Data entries
┄┄┄┄┄┄┄┄┄┄┄┄┄┄┄┄┄┄┄┄
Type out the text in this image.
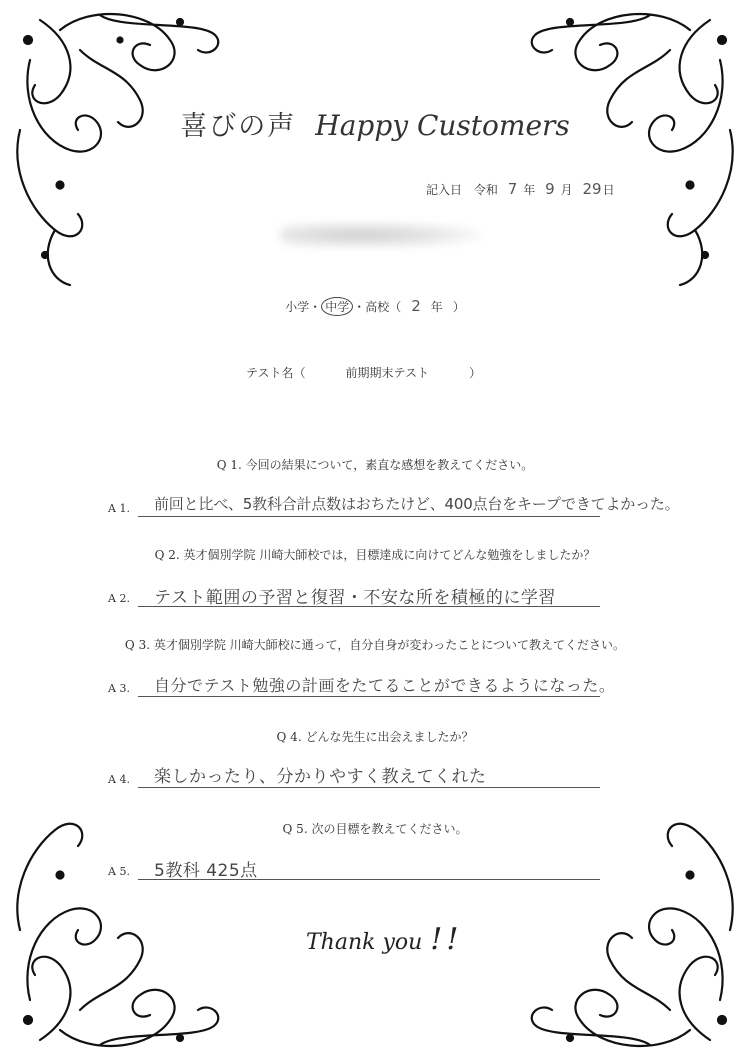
喜びの声 Happy Customers
記入日 令和 7 年 9 月 29日
小学・ 中学 ・高校（ 2 年 ）
テスト名（	前期期末テスト	）
Q 1. 今回の結果について，素直な感想を教えてください。
A 1. 前回と比べ、5教科合計点数はおちたけど、400点台をキープできてよかった。
Q 2. 英才個別学院 川崎大師校では，目標達成に向けてどんな勉強をしましたか？
A 2. テスト範囲の予習と復習・不安な所を積極的に学習
Q 3. 英才個別学院 川崎大師校に通って，自分自身が変わったことについて教えてください。
A 3. 自分でテスト勉強の計画をたてることができるようになった。
Q 4. どんな先生に出会えましたか？
A 4. 楽しかったり、分かりやすく教えてくれた
Q 5. 次の目標を教えてください。
A 5. 5教科 425点
Thank you !!
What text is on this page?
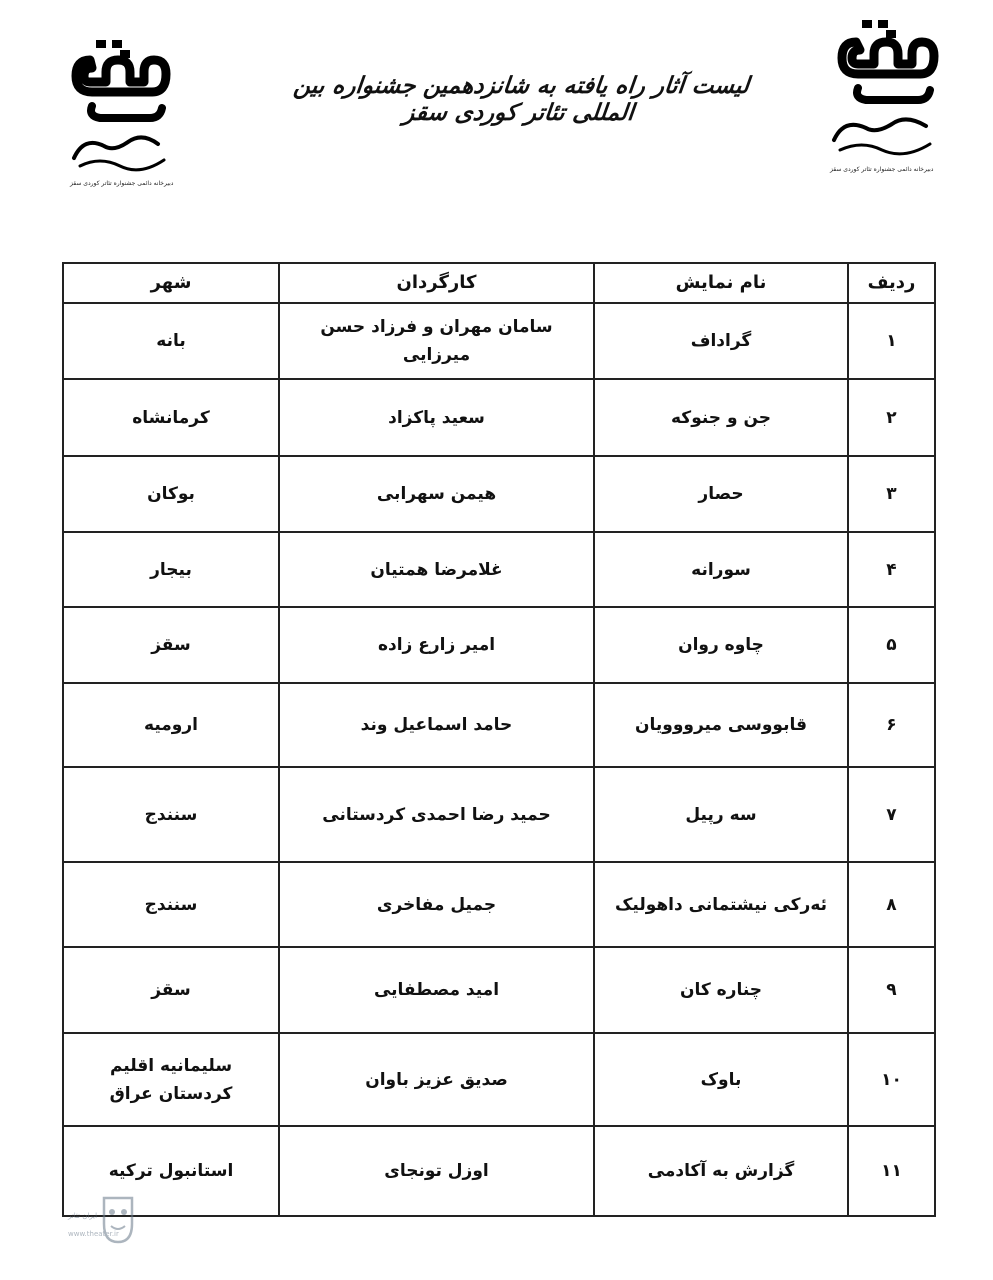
دبیرخانه دائمی جشنواره تئاتر کوردی سقز
دبیرخانه دائمی جشنواره تئاتر کوردی سقز
لیست آثار راه یافته به شانزدهمین جشنواره بین المللی تئاتر کوردی سقز
ردیف	نام نمایش	کارگردان	شهر
۱	گراداف	سامان مهران و فرزاد حسن میرزایی	بانه
۲	جن و جنوکه	سعید پاکزاد	کرمانشاه
۳	حصار	هیمن سهرابی	بوکان
۴	سورانه	غلامرضا همتیان	بیجار
۵	چاوه روان	امیر زارع زاده	سقز
۶	قابووسی میرووویان	حامد اسماعیل وند	ارومیه
۷	سه رپیل	حمید رضا احمدی کردستانی	سنندج
۸	ئەرکی نیشتمانی داهولیک	جمیل مفاخری	سنندج
۹	چناره کان	امید مصطفایی	سقز
۱۰	باوک	صدیق عزیز باوان	سلیمانیه اقلیم کردستان عراق
۱۱	گزارش به آکادمی	اوزل تونجای	استانبول ترکیه
ایران تئاتر
www.theater.ir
┄┄┄┄┄┄┄┄┄┄┄┄┄┄┄┄┄┄┄┄
● **PROBLEM REQUIREMENTS**: Set the pictures aside and transcribe the data above exactly.

● **WRITTEN SOLUTION**:
Type out the text in this image.
喜びの声 Happy Customers
記入日 令和 7 年 9 月 29日
小学・ 中学 ・高校（ 2 年 ）
テスト名（	前期期末テスト	）
Q 1. 今回の結果について，素直な感想を教えてください。
A 1. 前回と比べ、5教科合計点数はおちたけど、400点台をキープできてよかった。
Q 2. 英才個別学院 川崎大師校では，目標達成に向けてどんな勉強をしましたか？
A 2. テスト範囲の予習と復習・不安な所を積極的に学習
Q 3. 英才個別学院 川崎大師校に通って，自分自身が変わったことについて教えてください。
A 3. 自分でテスト勉強の計画をたてることができるようになった。
Q 4. どんな先生に出会えましたか？
A 4. 楽しかったり、分かりやすく教えてくれた
Q 5. 次の目標を教えてください。
A 5. 5教科 425点
Thank you !!
What text is on this page?
دبیرخانه دائمی جشنواره تئاتر کوردی سقز
دبیرخانه دائمی جشنواره تئاتر کوردی سقز
لیست آثار راه یافته به شانزدهمین جشنواره بین المللی تئاتر کوردی سقز
ردیف	نام نمایش	کارگردان	شهر
۱	گراداف	سامان مهران و فرزاد حسن میرزایی	بانه
۲	جن و جنوکه	سعید پاکزاد	کرمانشاه
۳	حصار	هیمن سهرابی	بوکان
۴	سورانه	غلامرضا همتیان	بیجار
۵	چاوه روان	امیر زارع زاده	سقز
۶	قابووسی میرووویان	حامد اسماعیل وند	ارومیه
۷	سه رپیل	حمید رضا احمدی کردستانی	سنندج
۸	ئەرکی نیشتمانی داهولیک	جمیل مفاخری	سنندج
۹	چناره کان	امید مصطفایی	سقز
۱۰	باوک	صدیق عزیز باوان	سلیمانیه اقلیم کردستان عراق
۱۱	گزارش به آکادمی	اوزل تونجای	استانبول ترکیه
ایران تئاتر
www.theater.ir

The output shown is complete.